(Items from a data source)

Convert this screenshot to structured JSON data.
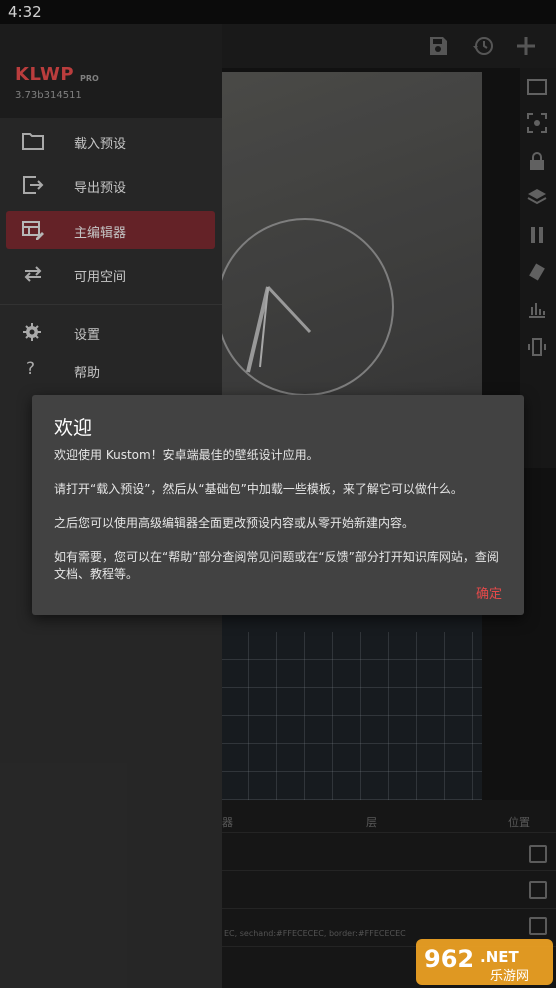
{
  "status_bar": {
    "time": "4:32"
  },
  "drawer": {
    "brand": "KLWP",
    "brand_badge": "PRO",
    "version": "3.73b314511",
    "items": [
      {
        "label": "载入预设",
        "icon": "folder-icon"
      },
      {
        "label": "导出预设",
        "icon": "export-icon"
      },
      {
        "label": "主编辑器",
        "icon": "editor-icon",
        "active": true
      },
      {
        "label": "可用空间",
        "icon": "swap-icon"
      },
      {
        "label": "设置",
        "icon": "gear-icon"
      },
      {
        "label": "帮助",
        "icon": "help-icon"
      }
    ]
  },
  "dialog": {
    "title": "欢迎",
    "paragraphs": [
      "欢迎使用 Kustom！安卓端最佳的壁纸设计应用。",
      "请打开“载入预设”，然后从“基础包”中加载一些模板，来了解它可以做什么。",
      "之后您可以使用高级编辑器全面更改预设内容或从零开始新建内容。",
      "如有需要，您可以在“帮助”部分查阅常见问题或在“反馈”部分打开知识库网站，查阅文档、教程等。"
    ],
    "ok_label": "确定"
  },
  "editor": {
    "tab_layer_partial": "器",
    "tab_layer": "层",
    "tab_position": "位置",
    "snippet_text": "EC, sechand:#FFECECEC, border:#FFECECEC"
  },
  "watermark": {
    "number": "962",
    "domain": ".NET",
    "site": "乐游网"
  },
  "colors": {
    "accent": "#e34b4b",
    "active_item_bg": "#7a2a30",
    "dialog_bg": "#424242"
  }
}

**Required task:** Each entry should be repeated exactly as it appears; the pictures stay out.

**Solution for this task:**
Convert this screenshot to structured JSON data.
{
  "status_bar": {
    "time": "4:32"
  },
  "drawer": {
    "brand": "KLWP",
    "brand_badge": "PRO",
    "version": "3.73b314511",
    "items": [
      {
        "label": "载入预设",
        "icon": "folder-icon"
      },
      {
        "label": "导出预设",
        "icon": "export-icon"
      },
      {
        "label": "主编辑器",
        "icon": "editor-icon",
        "active": true
      },
      {
        "label": "可用空间",
        "icon": "swap-icon"
      },
      {
        "label": "设置",
        "icon": "gear-icon"
      },
      {
        "label": "帮助",
        "icon": "help-icon"
      }
    ]
  },
  "dialog": {
    "title": "欢迎",
    "paragraphs": [
      "欢迎使用 Kustom！安卓端最佳的壁纸设计应用。",
      "请打开“载入预设”，然后从“基础包”中加载一些模板，来了解它可以做什么。",
      "之后您可以使用高级编辑器全面更改预设内容或从零开始新建内容。",
      "如有需要，您可以在“帮助”部分查阅常见问题或在“反馈”部分打开知识库网站，查阅文档、教程等。"
    ],
    "ok_label": "确定"
  },
  "editor": {
    "tab_layer_partial": "器",
    "tab_layer": "层",
    "tab_position": "位置",
    "snippet_text": "EC, sechand:#FFECECEC, border:#FFECECEC"
  },
  "watermark": {
    "number": "962",
    "domain": ".NET",
    "site": "乐游网"
  },
  "colors": {
    "accent": "#e34b4b",
    "active_item_bg": "#7a2a30",
    "dialog_bg": "#424242"
  }
}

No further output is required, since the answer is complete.